• [TASK DESCRIPTION]:
Filter these entries so that only lines with the word "Home" remain.

• [PROVIDED INFORMATION]:

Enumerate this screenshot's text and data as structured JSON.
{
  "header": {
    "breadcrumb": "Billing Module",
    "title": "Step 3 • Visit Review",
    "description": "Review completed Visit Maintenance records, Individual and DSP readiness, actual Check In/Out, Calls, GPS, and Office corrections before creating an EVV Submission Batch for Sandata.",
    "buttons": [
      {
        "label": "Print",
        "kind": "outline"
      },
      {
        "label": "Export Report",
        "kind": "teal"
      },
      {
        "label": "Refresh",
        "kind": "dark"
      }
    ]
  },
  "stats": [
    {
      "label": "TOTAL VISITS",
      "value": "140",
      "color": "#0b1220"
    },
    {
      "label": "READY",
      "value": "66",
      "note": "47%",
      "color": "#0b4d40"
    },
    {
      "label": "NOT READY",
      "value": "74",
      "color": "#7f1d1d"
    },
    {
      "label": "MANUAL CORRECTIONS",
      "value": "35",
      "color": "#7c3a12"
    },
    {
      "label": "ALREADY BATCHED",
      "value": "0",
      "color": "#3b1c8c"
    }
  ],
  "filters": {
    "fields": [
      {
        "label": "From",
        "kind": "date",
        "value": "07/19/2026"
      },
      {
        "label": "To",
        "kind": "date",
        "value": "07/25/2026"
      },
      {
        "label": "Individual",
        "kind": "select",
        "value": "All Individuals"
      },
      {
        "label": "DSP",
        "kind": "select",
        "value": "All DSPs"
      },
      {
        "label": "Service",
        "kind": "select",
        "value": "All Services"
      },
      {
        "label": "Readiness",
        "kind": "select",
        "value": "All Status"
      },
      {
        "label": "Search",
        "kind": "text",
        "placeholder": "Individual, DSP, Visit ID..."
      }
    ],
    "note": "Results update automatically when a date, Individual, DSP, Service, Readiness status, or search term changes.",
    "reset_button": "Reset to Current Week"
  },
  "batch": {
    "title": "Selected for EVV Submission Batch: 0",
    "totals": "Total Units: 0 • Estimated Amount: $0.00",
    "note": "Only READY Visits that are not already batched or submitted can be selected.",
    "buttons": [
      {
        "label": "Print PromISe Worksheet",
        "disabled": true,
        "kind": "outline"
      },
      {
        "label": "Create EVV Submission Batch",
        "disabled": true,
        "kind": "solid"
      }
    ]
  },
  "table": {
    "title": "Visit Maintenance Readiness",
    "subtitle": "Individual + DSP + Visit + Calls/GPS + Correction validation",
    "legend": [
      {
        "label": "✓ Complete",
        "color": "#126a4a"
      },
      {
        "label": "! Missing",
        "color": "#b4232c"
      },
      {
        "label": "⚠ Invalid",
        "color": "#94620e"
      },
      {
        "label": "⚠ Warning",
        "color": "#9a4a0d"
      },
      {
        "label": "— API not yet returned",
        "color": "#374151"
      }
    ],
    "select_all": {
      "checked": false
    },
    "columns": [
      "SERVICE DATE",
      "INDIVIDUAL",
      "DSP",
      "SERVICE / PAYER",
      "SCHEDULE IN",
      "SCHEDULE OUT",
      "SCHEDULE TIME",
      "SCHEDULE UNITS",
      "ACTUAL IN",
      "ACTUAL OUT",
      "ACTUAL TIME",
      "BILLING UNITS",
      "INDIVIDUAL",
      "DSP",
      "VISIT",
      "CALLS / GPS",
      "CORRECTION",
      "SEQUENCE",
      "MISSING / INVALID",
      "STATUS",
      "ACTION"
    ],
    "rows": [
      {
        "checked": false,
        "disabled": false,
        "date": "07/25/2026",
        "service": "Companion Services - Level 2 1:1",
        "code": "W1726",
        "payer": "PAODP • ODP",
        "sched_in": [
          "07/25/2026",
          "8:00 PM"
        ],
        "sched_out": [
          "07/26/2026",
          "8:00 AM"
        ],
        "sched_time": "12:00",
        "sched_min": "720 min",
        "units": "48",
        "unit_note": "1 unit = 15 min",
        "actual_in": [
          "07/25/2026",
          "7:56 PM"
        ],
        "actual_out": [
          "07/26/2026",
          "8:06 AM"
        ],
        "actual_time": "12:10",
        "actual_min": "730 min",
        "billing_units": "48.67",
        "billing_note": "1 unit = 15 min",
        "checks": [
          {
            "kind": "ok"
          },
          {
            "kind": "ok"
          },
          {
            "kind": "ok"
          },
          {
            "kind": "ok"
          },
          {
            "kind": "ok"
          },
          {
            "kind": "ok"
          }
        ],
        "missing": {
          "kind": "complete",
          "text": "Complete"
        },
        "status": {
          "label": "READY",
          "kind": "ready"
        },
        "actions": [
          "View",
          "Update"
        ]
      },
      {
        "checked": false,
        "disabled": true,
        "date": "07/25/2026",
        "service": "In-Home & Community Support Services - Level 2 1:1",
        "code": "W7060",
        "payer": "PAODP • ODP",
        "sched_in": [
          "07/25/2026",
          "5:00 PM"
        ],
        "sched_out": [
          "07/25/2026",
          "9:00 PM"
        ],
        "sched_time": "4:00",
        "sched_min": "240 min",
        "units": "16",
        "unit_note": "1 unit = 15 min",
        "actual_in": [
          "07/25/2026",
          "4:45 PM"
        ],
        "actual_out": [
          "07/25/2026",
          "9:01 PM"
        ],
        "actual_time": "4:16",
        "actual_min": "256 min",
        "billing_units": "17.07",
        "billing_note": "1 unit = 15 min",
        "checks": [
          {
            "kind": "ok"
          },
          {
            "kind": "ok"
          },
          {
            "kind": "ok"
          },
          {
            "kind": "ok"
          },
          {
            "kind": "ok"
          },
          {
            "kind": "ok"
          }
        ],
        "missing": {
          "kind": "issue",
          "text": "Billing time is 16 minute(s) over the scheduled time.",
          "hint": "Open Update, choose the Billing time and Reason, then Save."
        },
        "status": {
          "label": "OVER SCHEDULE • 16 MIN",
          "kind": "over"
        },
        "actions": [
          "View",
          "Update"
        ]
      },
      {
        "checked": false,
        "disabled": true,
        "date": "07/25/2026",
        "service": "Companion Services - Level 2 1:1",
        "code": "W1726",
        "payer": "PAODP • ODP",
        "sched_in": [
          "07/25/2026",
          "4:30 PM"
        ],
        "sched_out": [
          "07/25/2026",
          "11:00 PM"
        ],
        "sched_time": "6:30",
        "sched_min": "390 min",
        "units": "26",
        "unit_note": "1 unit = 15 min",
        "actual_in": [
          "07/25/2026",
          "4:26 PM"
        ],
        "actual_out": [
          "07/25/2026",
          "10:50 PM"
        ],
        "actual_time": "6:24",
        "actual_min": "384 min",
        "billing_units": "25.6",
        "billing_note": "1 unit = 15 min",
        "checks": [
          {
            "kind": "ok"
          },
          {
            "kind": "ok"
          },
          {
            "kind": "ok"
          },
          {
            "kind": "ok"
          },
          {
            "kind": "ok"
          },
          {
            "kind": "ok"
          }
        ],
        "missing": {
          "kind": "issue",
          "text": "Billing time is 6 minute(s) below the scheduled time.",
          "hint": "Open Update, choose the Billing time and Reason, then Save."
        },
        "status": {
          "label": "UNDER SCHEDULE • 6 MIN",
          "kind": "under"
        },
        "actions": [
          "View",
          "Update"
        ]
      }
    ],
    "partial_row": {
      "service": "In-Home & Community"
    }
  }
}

• [RIGHT ANSWER]:
        "service": "In-Home & Community Support Services - Level 2 1:1",
      "service": "In-Home & Community"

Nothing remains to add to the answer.